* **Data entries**
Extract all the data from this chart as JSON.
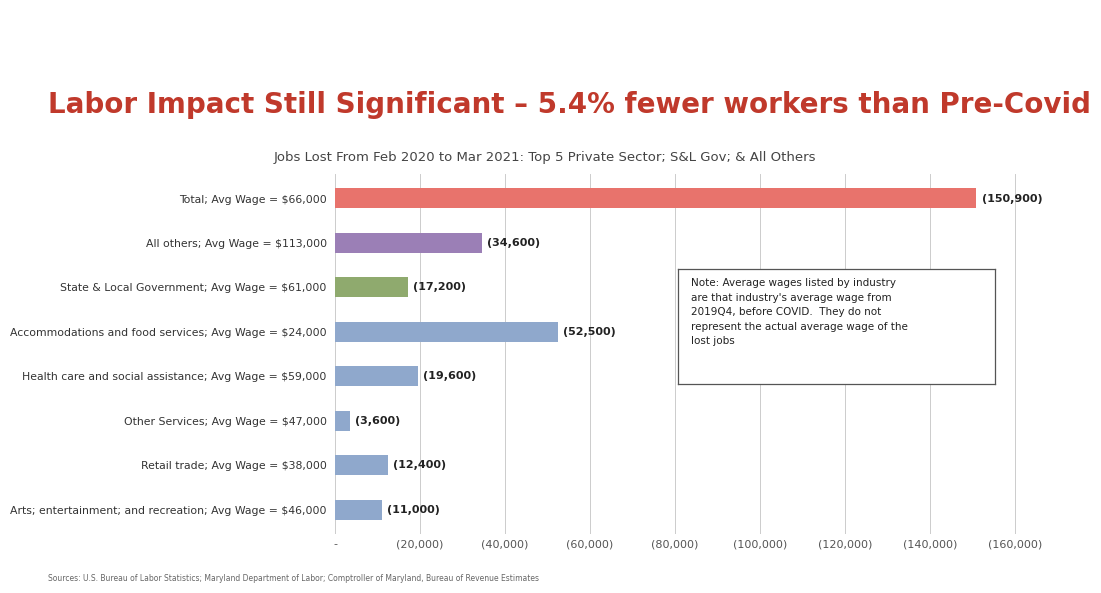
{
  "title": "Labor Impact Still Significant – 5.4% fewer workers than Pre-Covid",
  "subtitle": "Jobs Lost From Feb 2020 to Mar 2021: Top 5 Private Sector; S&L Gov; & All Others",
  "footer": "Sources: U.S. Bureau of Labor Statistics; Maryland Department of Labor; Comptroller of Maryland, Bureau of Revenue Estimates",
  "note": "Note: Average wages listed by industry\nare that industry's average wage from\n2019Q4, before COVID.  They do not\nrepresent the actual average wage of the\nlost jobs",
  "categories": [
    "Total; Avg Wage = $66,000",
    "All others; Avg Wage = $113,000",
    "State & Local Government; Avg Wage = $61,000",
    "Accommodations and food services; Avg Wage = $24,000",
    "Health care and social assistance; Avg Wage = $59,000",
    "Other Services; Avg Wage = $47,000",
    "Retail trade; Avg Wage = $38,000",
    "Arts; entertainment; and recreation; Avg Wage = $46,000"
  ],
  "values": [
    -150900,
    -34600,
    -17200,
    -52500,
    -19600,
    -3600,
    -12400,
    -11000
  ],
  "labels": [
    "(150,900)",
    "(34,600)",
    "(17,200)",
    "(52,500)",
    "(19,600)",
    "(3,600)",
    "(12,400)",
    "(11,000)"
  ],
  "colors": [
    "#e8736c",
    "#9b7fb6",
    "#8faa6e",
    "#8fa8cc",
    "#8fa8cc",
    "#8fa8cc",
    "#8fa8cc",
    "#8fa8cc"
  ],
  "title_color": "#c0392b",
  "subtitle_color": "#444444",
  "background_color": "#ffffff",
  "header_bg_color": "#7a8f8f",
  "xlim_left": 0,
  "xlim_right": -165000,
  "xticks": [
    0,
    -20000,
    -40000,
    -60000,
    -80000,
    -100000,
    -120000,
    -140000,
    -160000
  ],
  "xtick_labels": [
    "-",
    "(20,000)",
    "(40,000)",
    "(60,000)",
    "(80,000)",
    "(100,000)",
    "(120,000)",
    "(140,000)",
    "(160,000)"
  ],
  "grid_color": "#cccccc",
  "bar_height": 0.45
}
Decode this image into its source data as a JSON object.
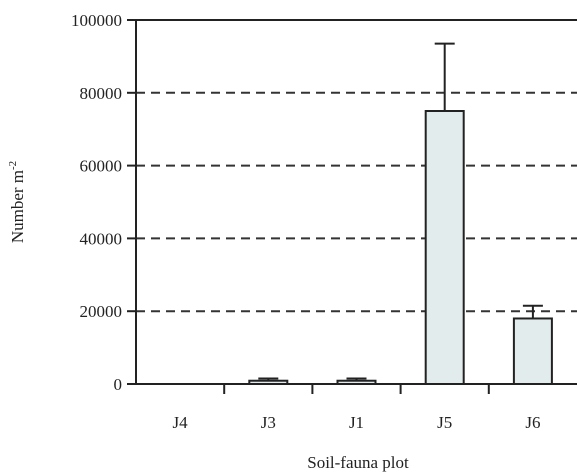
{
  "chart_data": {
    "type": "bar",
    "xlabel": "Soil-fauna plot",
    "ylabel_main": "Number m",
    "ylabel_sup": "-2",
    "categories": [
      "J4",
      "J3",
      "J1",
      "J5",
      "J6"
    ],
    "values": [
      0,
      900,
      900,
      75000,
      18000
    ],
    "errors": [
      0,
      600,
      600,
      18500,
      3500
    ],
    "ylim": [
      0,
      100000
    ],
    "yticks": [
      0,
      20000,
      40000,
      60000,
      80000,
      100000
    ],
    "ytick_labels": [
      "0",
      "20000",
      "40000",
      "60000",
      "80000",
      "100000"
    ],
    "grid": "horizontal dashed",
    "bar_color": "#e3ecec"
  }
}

* **Exercise description**
Images do not belong in the copy; reproduce all other parts of the records above verbatim.

* **Answer to the task**
Extract all the data from this chart as JSON.
{
  "title": "Labor Impact Still Significant – 5.4% fewer workers than Pre-Covid",
  "subtitle": "Jobs Lost From Feb 2020 to Mar 2021: Top 5 Private Sector; S&L Gov; & All Others",
  "footer": "Sources: U.S. Bureau of Labor Statistics; Maryland Department of Labor; Comptroller of Maryland, Bureau of Revenue Estimates",
  "note": "Note: Average wages listed by industry\nare that industry's average wage from\n2019Q4, before COVID.  They do not\nrepresent the actual average wage of the\nlost jobs",
  "categories": [
    "Total; Avg Wage = $66,000",
    "All others; Avg Wage = $113,000",
    "State & Local Government; Avg Wage = $61,000",
    "Accommodations and food services; Avg Wage = $24,000",
    "Health care and social assistance; Avg Wage = $59,000",
    "Other Services; Avg Wage = $47,000",
    "Retail trade; Avg Wage = $38,000",
    "Arts; entertainment; and recreation; Avg Wage = $46,000"
  ],
  "values": [
    -150900,
    -34600,
    -17200,
    -52500,
    -19600,
    -3600,
    -12400,
    -11000
  ],
  "labels": [
    "(150,900)",
    "(34,600)",
    "(17,200)",
    "(52,500)",
    "(19,600)",
    "(3,600)",
    "(12,400)",
    "(11,000)"
  ],
  "colors": [
    "#e8736c",
    "#9b7fb6",
    "#8faa6e",
    "#8fa8cc",
    "#8fa8cc",
    "#8fa8cc",
    "#8fa8cc",
    "#8fa8cc"
  ],
  "title_color": "#c0392b",
  "subtitle_color": "#444444",
  "background_color": "#ffffff",
  "header_bg_color": "#7a8f8f",
  "xlim_left": 0,
  "xlim_right": -165000,
  "xticks": [
    0,
    -20000,
    -40000,
    -60000,
    -80000,
    -100000,
    -120000,
    -140000,
    -160000
  ],
  "xtick_labels": [
    "-",
    "(20,000)",
    "(40,000)",
    "(60,000)",
    "(80,000)",
    "(100,000)",
    "(120,000)",
    "(140,000)",
    "(160,000)"
  ],
  "grid_color": "#cccccc",
  "bar_height": 0.45
}
Decode this image into its source data as a JSON object.
{
  "chart_data": {
    "type": "bar",
    "xlabel": "Soil-fauna plot",
    "ylabel_main": "Number m",
    "ylabel_sup": "-2",
    "categories": [
      "J4",
      "J3",
      "J1",
      "J5",
      "J6"
    ],
    "values": [
      0,
      900,
      900,
      75000,
      18000
    ],
    "errors": [
      0,
      600,
      600,
      18500,
      3500
    ],
    "ylim": [
      0,
      100000
    ],
    "yticks": [
      0,
      20000,
      40000,
      60000,
      80000,
      100000
    ],
    "ytick_labels": [
      "0",
      "20000",
      "40000",
      "60000",
      "80000",
      "100000"
    ],
    "grid": "horizontal dashed",
    "bar_color": "#e3ecec"
  }
}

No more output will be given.